Directive —
Would you copy out the whole listing exactly as given?

(Dataset items)
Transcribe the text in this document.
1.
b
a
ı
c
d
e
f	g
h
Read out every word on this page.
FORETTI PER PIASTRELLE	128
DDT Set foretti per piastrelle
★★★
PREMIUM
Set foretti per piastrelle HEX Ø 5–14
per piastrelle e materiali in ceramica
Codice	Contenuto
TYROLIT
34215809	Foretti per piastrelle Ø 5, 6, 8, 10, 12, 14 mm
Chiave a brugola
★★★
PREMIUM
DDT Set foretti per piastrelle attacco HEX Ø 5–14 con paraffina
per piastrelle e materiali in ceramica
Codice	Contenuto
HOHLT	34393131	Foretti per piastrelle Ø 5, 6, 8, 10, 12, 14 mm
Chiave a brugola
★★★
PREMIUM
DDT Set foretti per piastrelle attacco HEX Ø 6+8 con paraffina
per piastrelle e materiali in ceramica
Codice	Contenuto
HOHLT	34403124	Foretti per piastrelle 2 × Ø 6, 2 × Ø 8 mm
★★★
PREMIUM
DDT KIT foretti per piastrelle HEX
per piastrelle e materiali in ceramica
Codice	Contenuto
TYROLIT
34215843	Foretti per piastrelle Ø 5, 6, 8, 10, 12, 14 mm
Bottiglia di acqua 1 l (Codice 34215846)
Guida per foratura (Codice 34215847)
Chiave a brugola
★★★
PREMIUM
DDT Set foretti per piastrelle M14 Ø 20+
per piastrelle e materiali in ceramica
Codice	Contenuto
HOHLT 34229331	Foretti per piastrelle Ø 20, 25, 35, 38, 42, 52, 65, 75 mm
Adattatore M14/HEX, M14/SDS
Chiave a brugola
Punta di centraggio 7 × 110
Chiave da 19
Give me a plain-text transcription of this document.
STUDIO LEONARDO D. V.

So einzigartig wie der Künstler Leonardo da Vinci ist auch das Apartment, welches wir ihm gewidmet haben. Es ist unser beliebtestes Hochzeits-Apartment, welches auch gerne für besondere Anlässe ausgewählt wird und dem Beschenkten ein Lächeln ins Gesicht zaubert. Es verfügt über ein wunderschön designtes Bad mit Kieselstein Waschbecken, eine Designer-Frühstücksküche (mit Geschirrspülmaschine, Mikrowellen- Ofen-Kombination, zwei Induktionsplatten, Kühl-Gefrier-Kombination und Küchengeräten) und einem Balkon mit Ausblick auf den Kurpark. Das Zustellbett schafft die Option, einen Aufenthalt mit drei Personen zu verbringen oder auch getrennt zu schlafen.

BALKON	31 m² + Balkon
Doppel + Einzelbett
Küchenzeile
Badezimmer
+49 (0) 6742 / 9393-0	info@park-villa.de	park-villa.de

Solution —
Transcribe the text in this document.
1.
b
a
ı
c
d
e
f	g
h
Read out every word on this page.
FORETTI PER PIASTRELLE	128
DDT Set foretti per piastrelle
★★★
PREMIUM
Set foretti per piastrelle HEX Ø 5–14
per piastrelle e materiali in ceramica
Codice	Contenuto
TYROLIT
34215809	Foretti per piastrelle Ø 5, 6, 8, 10, 12, 14 mm
Chiave a brugola
★★★
PREMIUM
DDT Set foretti per piastrelle attacco HEX Ø 5–14 con paraffina
per piastrelle e materiali in ceramica
Codice	Contenuto
HOHLT	34393131	Foretti per piastrelle Ø 5, 6, 8, 10, 12, 14 mm
Chiave a brugola
★★★
PREMIUM
DDT Set foretti per piastrelle attacco HEX Ø 6+8 con paraffina
per piastrelle e materiali in ceramica
Codice	Contenuto
HOHLT	34403124	Foretti per piastrelle 2 × Ø 6, 2 × Ø 8 mm
★★★
PREMIUM
DDT KIT foretti per piastrelle HEX
per piastrelle e materiali in ceramica
Codice	Contenuto
TYROLIT
34215843	Foretti per piastrelle Ø 5, 6, 8, 10, 12, 14 mm
Bottiglia di acqua 1 l (Codice 34215846)
Guida per foratura (Codice 34215847)
Chiave a brugola
★★★
PREMIUM
DDT Set foretti per piastrelle M14 Ø 20+
per piastrelle e materiali in ceramica
Codice	Contenuto
HOHLT 34229331	Foretti per piastrelle Ø 20, 25, 35, 38, 42, 52, 65, 75 mm
Adattatore M14/HEX, M14/SDS
Chiave a brugola
Punta di centraggio 7 × 110
Chiave da 19
Give me a plain-text transcription of this document.
STUDIO LEONARDO D. V.

So einzigartig wie der Künstler Leonardo da Vinci ist auch das Apartment, welches wir ihm gewidmet haben. Es ist unser beliebtestes Hochzeits-Apartment, welches auch gerne für besondere Anlässe ausgewählt wird und dem Beschenkten ein Lächeln ins Gesicht zaubert. Es verfügt über ein wunderschön designtes Bad mit Kieselstein Waschbecken, eine Designer-Frühstücksküche (mit Geschirrspülmaschine, Mikrowellen- Ofen-Kombination, zwei Induktionsplatten, Kühl-Gefrier-Kombination und Küchengeräten) und einem Balkon mit Ausblick auf den Kurpark. Das Zustellbett schafft die Option, einen Aufenthalt mit drei Personen zu verbringen oder auch getrennt zu schlafen.

BALKON	31 m² + Balkon
Doppel + Einzelbett
Küchenzeile
Badezimmer
+49 (0) 6742 / 9393-0	info@park-villa.de	park-villa.de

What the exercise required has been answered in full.